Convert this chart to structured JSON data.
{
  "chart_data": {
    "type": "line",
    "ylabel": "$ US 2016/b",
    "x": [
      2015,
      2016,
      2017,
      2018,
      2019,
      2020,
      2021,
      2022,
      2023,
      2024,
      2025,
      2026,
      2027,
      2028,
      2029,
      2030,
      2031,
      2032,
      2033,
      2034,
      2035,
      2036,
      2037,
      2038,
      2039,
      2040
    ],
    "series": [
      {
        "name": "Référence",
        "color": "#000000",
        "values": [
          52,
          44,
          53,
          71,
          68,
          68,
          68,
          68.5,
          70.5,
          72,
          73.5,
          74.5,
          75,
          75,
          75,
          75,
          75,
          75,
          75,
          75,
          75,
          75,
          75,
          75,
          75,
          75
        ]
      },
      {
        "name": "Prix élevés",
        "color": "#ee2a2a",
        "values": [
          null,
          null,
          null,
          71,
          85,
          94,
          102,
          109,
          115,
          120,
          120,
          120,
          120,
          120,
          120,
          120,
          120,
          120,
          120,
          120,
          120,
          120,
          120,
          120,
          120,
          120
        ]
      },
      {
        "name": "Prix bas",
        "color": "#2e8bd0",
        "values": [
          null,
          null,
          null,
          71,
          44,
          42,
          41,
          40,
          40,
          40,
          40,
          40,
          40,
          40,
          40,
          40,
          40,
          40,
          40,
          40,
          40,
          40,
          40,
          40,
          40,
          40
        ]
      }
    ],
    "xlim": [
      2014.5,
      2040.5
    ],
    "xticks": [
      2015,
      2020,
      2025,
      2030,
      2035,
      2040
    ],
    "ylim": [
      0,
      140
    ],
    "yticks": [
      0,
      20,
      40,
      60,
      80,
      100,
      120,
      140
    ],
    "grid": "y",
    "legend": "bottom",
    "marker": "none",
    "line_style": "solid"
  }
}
__________
| WHAT THIS TASK INVOLVES |
Repeat the records above exactly, from the first line to the last.

| RESPONSE TO THE TASK |
Convert this chart to structured JSON data.
{
  "chart_data": {
    "type": "line",
    "ylabel": "$ US 2016/b",
    "x": [
      2015,
      2016,
      2017,
      2018,
      2019,
      2020,
      2021,
      2022,
      2023,
      2024,
      2025,
      2026,
      2027,
      2028,
      2029,
      2030,
      2031,
      2032,
      2033,
      2034,
      2035,
      2036,
      2037,
      2038,
      2039,
      2040
    ],
    "series": [
      {
        "name": "Référence",
        "color": "#000000",
        "values": [
          52,
          44,
          53,
          71,
          68,
          68,
          68,
          68.5,
          70.5,
          72,
          73.5,
          74.5,
          75,
          75,
          75,
          75,
          75,
          75,
          75,
          75,
          75,
          75,
          75,
          75,
          75,
          75
        ]
      },
      {
        "name": "Prix élevés",
        "color": "#ee2a2a",
        "values": [
          null,
          null,
          null,
          71,
          85,
          94,
          102,
          109,
          115,
          120,
          120,
          120,
          120,
          120,
          120,
          120,
          120,
          120,
          120,
          120,
          120,
          120,
          120,
          120,
          120,
          120
        ]
      },
      {
        "name": "Prix bas",
        "color": "#2e8bd0",
        "values": [
          null,
          null,
          null,
          71,
          44,
          42,
          41,
          40,
          40,
          40,
          40,
          40,
          40,
          40,
          40,
          40,
          40,
          40,
          40,
          40,
          40,
          40,
          40,
          40,
          40,
          40
        ]
      }
    ],
    "xlim": [
      2014.5,
      2040.5
    ],
    "xticks": [
      2015,
      2020,
      2025,
      2030,
      2035,
      2040
    ],
    "ylim": [
      0,
      140
    ],
    "yticks": [
      0,
      20,
      40,
      60,
      80,
      100,
      120,
      140
    ],
    "grid": "y",
    "legend": "bottom",
    "marker": "none",
    "line_style": "solid"
  }
}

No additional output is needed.